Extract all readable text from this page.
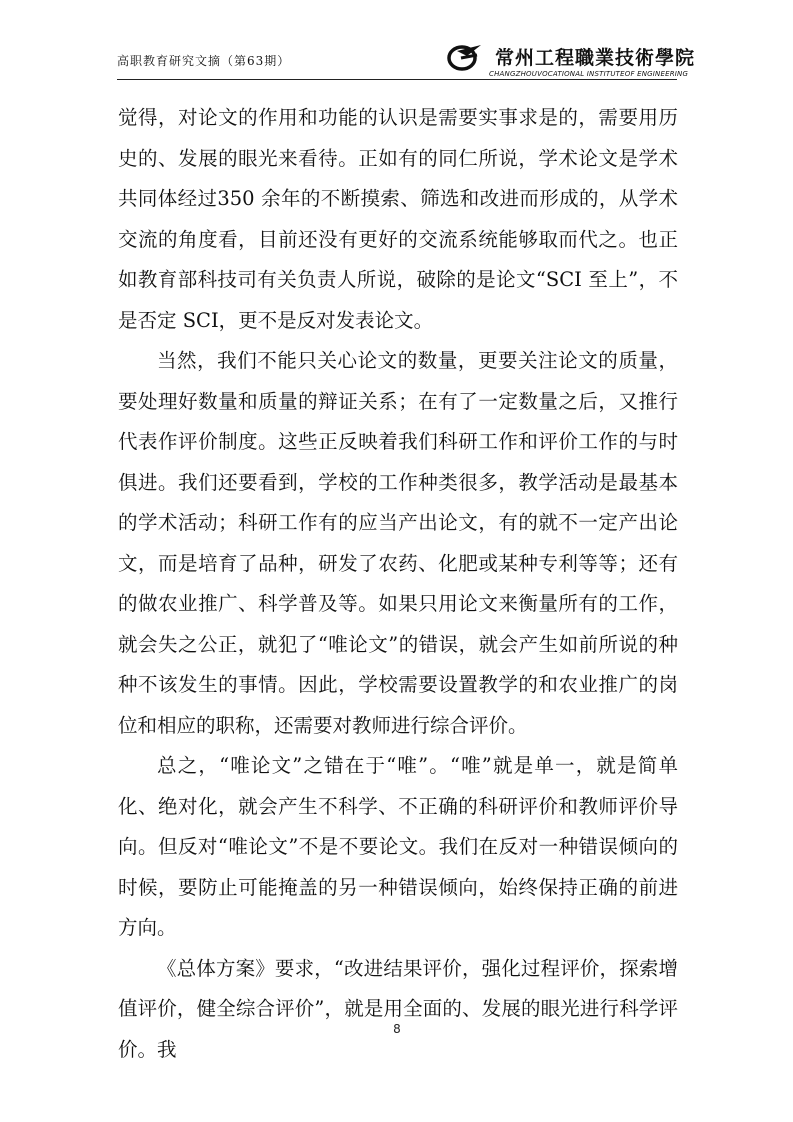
高职教育研究文摘（第63期）	常州工程職業技術學院
CHANGZHOUVOCATIONAL INSTITUTEOF ENGINEERING

觉得，对论文的作用和功能的认识是需要实事求是的，需要用历史的、发展的眼光来看待。正如有的同仁所说，学术论文是学术共同体经过350 余年的不断摸索、筛选和改进而形成的，从学术交流的角度看，目前还没有更好的交流系统能够取而代之。也正如教育部科技司有关负责人所说，破除的是论文“SCI 至上”，不是否定 SCI，更不是反对发表论文。

当然，我们不能只关心论文的数量，更要关注论文的质量，要处理好数量和质量的辩证关系；在有了一定数量之后，又推行代表作评价制度。这些正反映着我们科研工作和评价工作的与时俱进。我们还要看到，学校的工作种类很多，教学活动是最基本的学术活动；科研工作有的应当产出论文，有的就不一定产出论文，而是培育了品种，研发了农药、化肥或某种专利等等；还有的做农业推广、科学普及等。如果只用论文来衡量所有的工作，就会失之公正，就犯了“唯论文”的错误，就会产生如前所说的种种不该发生的事情。因此，学校需要设置教学的和农业推广的岗位和相应的职称，还需要对教师进行综合评价。

总之，“唯论文”之错在于“唯”。“唯”就是单一，就是简单化、绝对化，就会产生不科学、不正确的科研评价和教师评价导向。但反对“唯论文”不是不要论文。我们在反对一种错误倾向的时候，要防止可能掩盖的另一种错误倾向，始终保持正确的前进方向。

《总体方案》要求，“改进结果评价，强化过程评价，探索增值评价，健全综合评价”，就是用全面的、发展的眼光进行科学评价。我

8
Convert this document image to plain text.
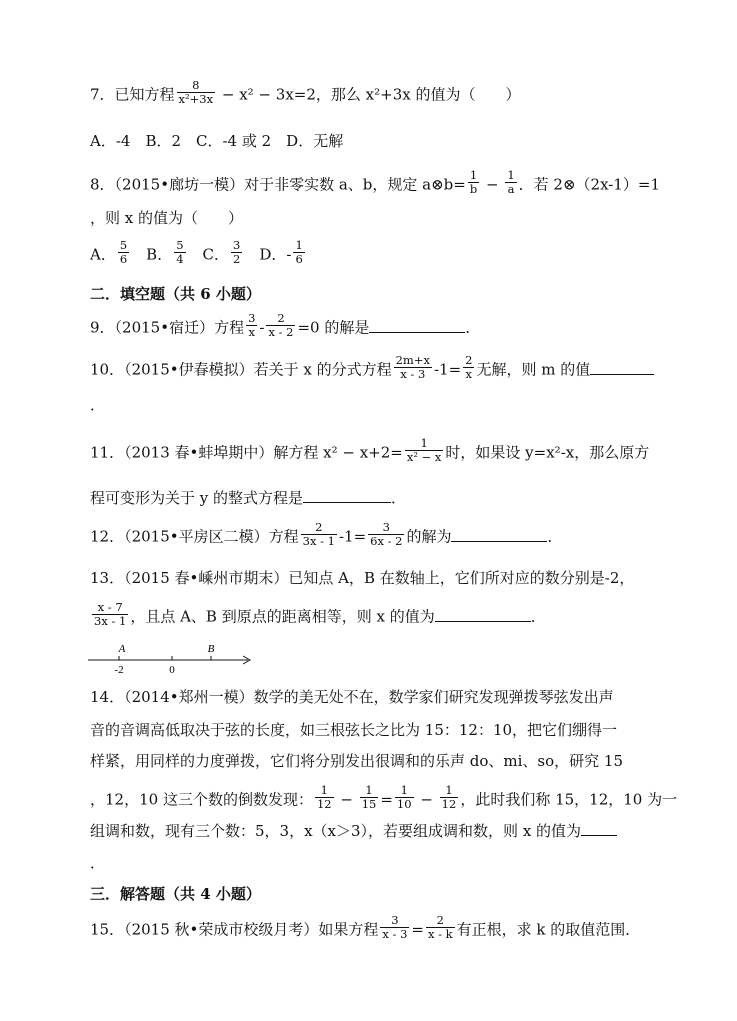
7．已知方程 $\frac{8}{\text{x²+3x}} - x^2 - 3x=2$，那么 x²+3x 的值为（　　）
A．-4　B．2　C．-4 或 2　D．无解
8．（2015•廊坊一模）对于非零实数 a、b，规定 a⊗b= $\frac{1}{b} - \frac{1}{a}$ ．若 2⊗（2x-1）=1
，则 x 的值为（　　）
A． $\frac{5}{6}$ 　B． $\frac{5}{4}$ 　C． $\frac{3}{2}$ 　D．- $\frac{1}{6}$
二．填空题（共 6 小题）
9．（2015•宿迁）方程 $\frac{3}{x} - \frac{2}{x - 2} =0$ 的解是	．
10．（2015•伊春模拟）若关于 x 的分式方程 $\frac{2m+x}{x - 3} -1= \frac{2}{x}$ 无解，则 m 的值
．
11．（2013 春•蚌埠期中）解方程 $x^2 - x+2= \frac{1}{\text{x² − x}}$ 时，如果设 y=x²-x，那么原方
程可变形为关于 y 的整式方程是	．
12．（2015•平房区二模）方程 $\frac{2}{3x - 1} -1= \frac{3}{6x - 2}$ 的解为	．
13．（2015 春•嵊州市期末）已知点 A，B 在数轴上，它们所对应的数分别是-2，
$\frac{x - 7}{3x - 1}$ ，且点 A、B 到原点的距离相等，则 x 的值为	．
A	B
-2	0
14．（2014•郑州一模）数学的美无处不在，数学家们研究发现弹拨琴弦发出声
音的音调高低取决于弦的长度，如三根弦长之比为 15：12：10，把它们绷得一
样紧，用同样的力度弹拨，它们将分别发出很调和的乐声 do、mi、so，研究 15
，12，10 这三个数的倒数发现： $\frac{1}{12} - \frac{1}{15} = \frac{1}{10} - \frac{1}{12}$ ，此时我们称 15，12，10 为一
组调和数，现有三个数：5，3，x（x＞3），若要组成调和数，则 x 的值为
．
三．解答题（共 4 小题）
15．（2015 秋•荣成市校级月考）如果方程 $\frac{3}{x - 3} = \frac{2}{x - k}$ 有正根，求 k 的取值范围．
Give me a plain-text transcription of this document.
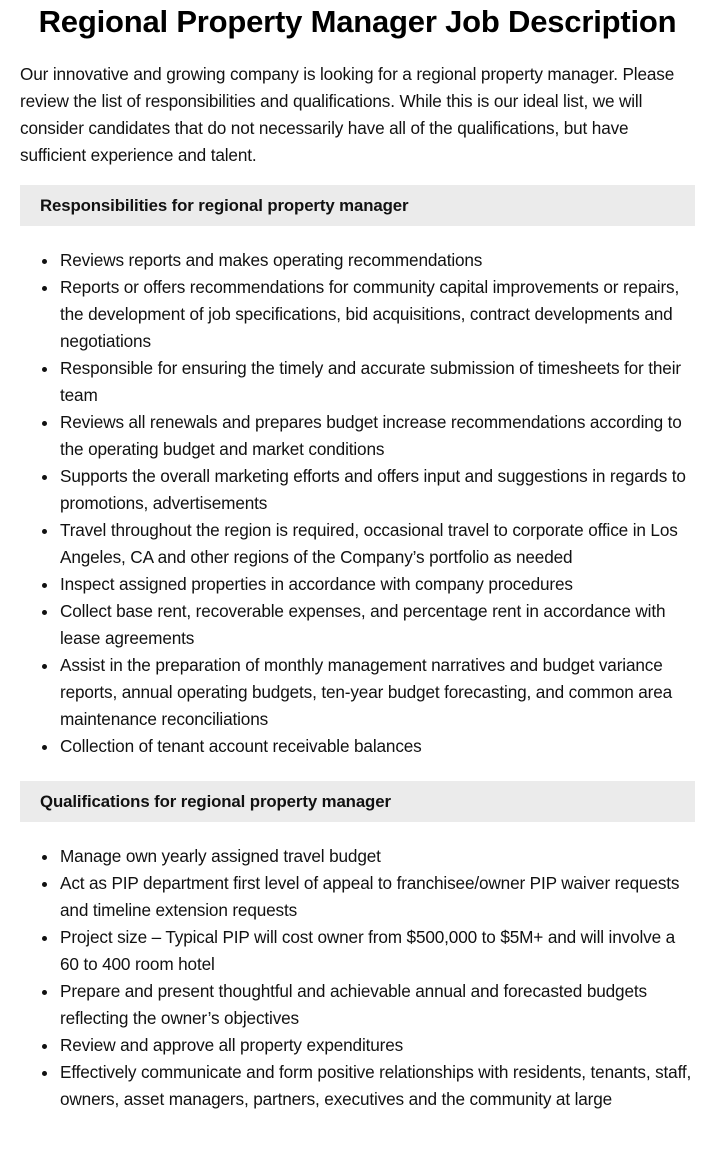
Regional Property Manager Job Description

Our innovative and growing company is looking for a regional property manager. Please review the list of responsibilities and qualifications. While this is our ideal list, we will consider candidates that do not necessarily have all of the qualifications, but have sufficient experience and talent.

Responsibilities for regional property manager
Reviews reports and makes operating recommendations
Reports or offers recommendations for community capital improvements or repairs, the development of job specifications, bid acquisitions, contract developments and negotiations
Responsible for ensuring the timely and accurate submission of timesheets for their team
Reviews all renewals and prepares budget increase recommendations according to the operating budget and market conditions
Supports the overall marketing efforts and offers input and suggestions in regards to promotions, advertisements
Travel throughout the region is required, occasional travel to corporate office in Los Angeles, CA and other regions of the Company’s portfolio as needed
Inspect assigned properties in accordance with company procedures
Collect base rent, recoverable expenses, and percentage rent in accordance with lease agreements
Assist in the preparation of monthly management narratives and budget variance reports, annual operating budgets, ten-year budget forecasting, and common area maintenance reconciliations
Collection of tenant account receivable balances
Qualifications for regional property manager
Manage own yearly assigned travel budget
Act as PIP department first level of appeal to franchisee/owner PIP waiver requests and timeline extension requests
Project size – Typical PIP will cost owner from $500,000 to $5M+ and will involve a 60 to 400 room hotel
Prepare and present thoughtful and achievable annual and forecasted budgets reflecting the owner’s objectives
Review and approve all property expenditures
Effectively communicate and form positive relationships with residents, tenants, staff, owners, asset managers, partners, executives and the community at large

Goal:
Quote the entries above word for word. Leave the images out.

Result below:
Extract all readable text from this page.
高职教育研究文摘（第63期）	常州工程職業技術學院
CHANGZHOUVOCATIONAL INSTITUTEOF ENGINEERING

觉得，对论文的作用和功能的认识是需要实事求是的，需要用历史的、发展的眼光来看待。正如有的同仁所说，学术论文是学术共同体经过350 余年的不断摸索、筛选和改进而形成的，从学术交流的角度看，目前还没有更好的交流系统能够取而代之。也正如教育部科技司有关负责人所说，破除的是论文“SCI 至上”，不是否定 SCI，更不是反对发表论文。

当然，我们不能只关心论文的数量，更要关注论文的质量，要处理好数量和质量的辩证关系；在有了一定数量之后，又推行代表作评价制度。这些正反映着我们科研工作和评价工作的与时俱进。我们还要看到，学校的工作种类很多，教学活动是最基本的学术活动；科研工作有的应当产出论文，有的就不一定产出论文，而是培育了品种，研发了农药、化肥或某种专利等等；还有的做农业推广、科学普及等。如果只用论文来衡量所有的工作，就会失之公正，就犯了“唯论文”的错误，就会产生如前所说的种种不该发生的事情。因此，学校需要设置教学的和农业推广的岗位和相应的职称，还需要对教师进行综合评价。

总之，“唯论文”之错在于“唯”。“唯”就是单一，就是简单化、绝对化，就会产生不科学、不正确的科研评价和教师评价导向。但反对“唯论文”不是不要论文。我们在反对一种错误倾向的时候，要防止可能掩盖的另一种错误倾向，始终保持正确的前进方向。

《总体方案》要求，“改进结果评价，强化过程评价，探索增值评价，健全综合评价”，就是用全面的、发展的眼光进行科学评价。我

8
Convert this document image to plain text.
7．已知方程 $\frac{8}{\text{x²+3x}} - x^2 - 3x=2$，那么 x²+3x 的值为（　　）
A．-4　B．2　C．-4 或 2　D．无解
8．（2015•廊坊一模）对于非零实数 a、b，规定 a⊗b= $\frac{1}{b} - \frac{1}{a}$ ．若 2⊗（2x-1）=1
，则 x 的值为（　　）
A． $\frac{5}{6}$ 　B． $\frac{5}{4}$ 　C． $\frac{3}{2}$ 　D．- $\frac{1}{6}$
二．填空题（共 6 小题）
9．（2015•宿迁）方程 $\frac{3}{x} - \frac{2}{x - 2} =0$ 的解是	．
10．（2015•伊春模拟）若关于 x 的分式方程 $\frac{2m+x}{x - 3} -1= \frac{2}{x}$ 无解，则 m 的值
．
11．（2013 春•蚌埠期中）解方程 $x^2 - x+2= \frac{1}{\text{x² − x}}$ 时，如果设 y=x²-x，那么原方
程可变形为关于 y 的整式方程是	．
12．（2015•平房区二模）方程 $\frac{2}{3x - 1} -1= \frac{3}{6x - 2}$ 的解为	．
13．（2015 春•嵊州市期末）已知点 A，B 在数轴上，它们所对应的数分别是-2，
$\frac{x - 7}{3x - 1}$ ，且点 A、B 到原点的距离相等，则 x 的值为	．
A	B
-2	0
14．（2014•郑州一模）数学的美无处不在，数学家们研究发现弹拨琴弦发出声
音的音调高低取决于弦的长度，如三根弦长之比为 15：12：10，把它们绷得一
样紧，用同样的力度弹拨，它们将分别发出很调和的乐声 do、mi、so，研究 15
，12，10 这三个数的倒数发现： $\frac{1}{12} - \frac{1}{15} = \frac{1}{10} - \frac{1}{12}$ ，此时我们称 15，12，10 为一
组调和数，现有三个数：5，3，x（x＞3），若要组成调和数，则 x 的值为
．
三．解答题（共 4 小题）
15．（2015 秋•荣成市校级月考）如果方程 $\frac{3}{x - 3} = \frac{2}{x - k}$ 有正根，求 k 的取值范围．
Give me a plain-text transcription of this document.
Regional Property Manager Job Description

Our innovative and growing company is looking for a regional property manager. Please review the list of responsibilities and qualifications. While this is our ideal list, we will consider candidates that do not necessarily have all of the qualifications, but have sufficient experience and talent.

Responsibilities for regional property manager
Reviews reports and makes operating recommendations
Reports or offers recommendations for community capital improvements or repairs, the development of job specifications, bid acquisitions, contract developments and negotiations
Responsible for ensuring the timely and accurate submission of timesheets for their team
Reviews all renewals and prepares budget increase recommendations according to the operating budget and market conditions
Supports the overall marketing efforts and offers input and suggestions in regards to promotions, advertisements
Travel throughout the region is required, occasional travel to corporate office in Los Angeles, CA and other regions of the Company’s portfolio as needed
Inspect assigned properties in accordance with company procedures
Collect base rent, recoverable expenses, and percentage rent in accordance with lease agreements
Assist in the preparation of monthly management narratives and budget variance reports, annual operating budgets, ten-year budget forecasting, and common area maintenance reconciliations
Collection of tenant account receivable balances
Qualifications for regional property manager
Manage own yearly assigned travel budget
Act as PIP department first level of appeal to franchisee/owner PIP waiver requests and timeline extension requests
Project size – Typical PIP will cost owner from $500,000 to $5M+ and will involve a 60 to 400 room hotel
Prepare and present thoughtful and achievable annual and forecasted budgets reflecting the owner’s objectives
Review and approve all property expenditures
Effectively communicate and form positive relationships with residents, tenants, staff, owners, asset managers, partners, executives and the community at large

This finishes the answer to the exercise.